▶ _Data records_:
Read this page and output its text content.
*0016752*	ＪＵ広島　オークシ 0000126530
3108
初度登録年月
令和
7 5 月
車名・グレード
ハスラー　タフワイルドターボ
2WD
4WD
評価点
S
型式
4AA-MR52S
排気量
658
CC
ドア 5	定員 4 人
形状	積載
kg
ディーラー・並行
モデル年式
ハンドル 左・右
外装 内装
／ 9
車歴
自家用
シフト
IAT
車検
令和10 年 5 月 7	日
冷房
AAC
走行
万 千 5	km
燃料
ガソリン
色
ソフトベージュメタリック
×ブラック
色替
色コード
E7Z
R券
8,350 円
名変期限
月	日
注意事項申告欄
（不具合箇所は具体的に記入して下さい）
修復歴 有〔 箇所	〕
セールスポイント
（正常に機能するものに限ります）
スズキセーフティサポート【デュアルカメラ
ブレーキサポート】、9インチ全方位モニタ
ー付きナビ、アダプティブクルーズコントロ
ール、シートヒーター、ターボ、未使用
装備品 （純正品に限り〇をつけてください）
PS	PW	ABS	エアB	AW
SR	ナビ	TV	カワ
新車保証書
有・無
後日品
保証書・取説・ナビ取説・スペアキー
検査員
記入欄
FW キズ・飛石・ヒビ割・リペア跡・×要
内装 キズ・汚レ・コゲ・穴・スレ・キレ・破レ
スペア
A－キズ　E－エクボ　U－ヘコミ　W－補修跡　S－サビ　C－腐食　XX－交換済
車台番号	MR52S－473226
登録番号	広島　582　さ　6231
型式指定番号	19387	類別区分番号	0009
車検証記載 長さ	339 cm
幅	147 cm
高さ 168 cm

▶ _Exercise aim_: Copy the material above back out, exactly as written.

▶ _Correct answer_:
Read this page and output its text content.
*0016752*	ＪＵ広島　オークシ 0000126530
3108
初度登録年月
令和
7 5 月
車名・グレード
ハスラー　タフワイルドターボ
2WD
4WD
評価点
S
型式
4AA-MR52S
排気量
658
CC
ドア 5	定員 4 人
形状	積載
kg
ディーラー・並行
モデル年式
ハンドル 左・右
外装 内装
／ 9
車歴
自家用
シフト
IAT
車検
令和10 年 5 月 7	日
冷房
AAC
走行
万 千 5	km
燃料
ガソリン
色
ソフトベージュメタリック
×ブラック
色替
色コード
E7Z
R券
8,350 円
名変期限
月	日
注意事項申告欄
（不具合箇所は具体的に記入して下さい）
修復歴 有〔 箇所	〕
セールスポイント
（正常に機能するものに限ります）
スズキセーフティサポート【デュアルカメラ
ブレーキサポート】、9インチ全方位モニタ
ー付きナビ、アダプティブクルーズコントロ
ール、シートヒーター、ターボ、未使用
装備品 （純正品に限り〇をつけてください）
PS	PW	ABS	エアB	AW
SR	ナビ	TV	カワ
新車保証書
有・無
後日品
保証書・取説・ナビ取説・スペアキー
検査員
記入欄
FW キズ・飛石・ヒビ割・リペア跡・×要
内装 キズ・汚レ・コゲ・穴・スレ・キレ・破レ
スペア
A－キズ　E－エクボ　U－ヘコミ　W－補修跡　S－サビ　C－腐食　XX－交換済
車台番号	MR52S－473226
登録番号	広島　582　さ　6231
型式指定番号	19387	類別区分番号	0009
車検証記載 長さ	339 cm
幅	147 cm
高さ 168 cm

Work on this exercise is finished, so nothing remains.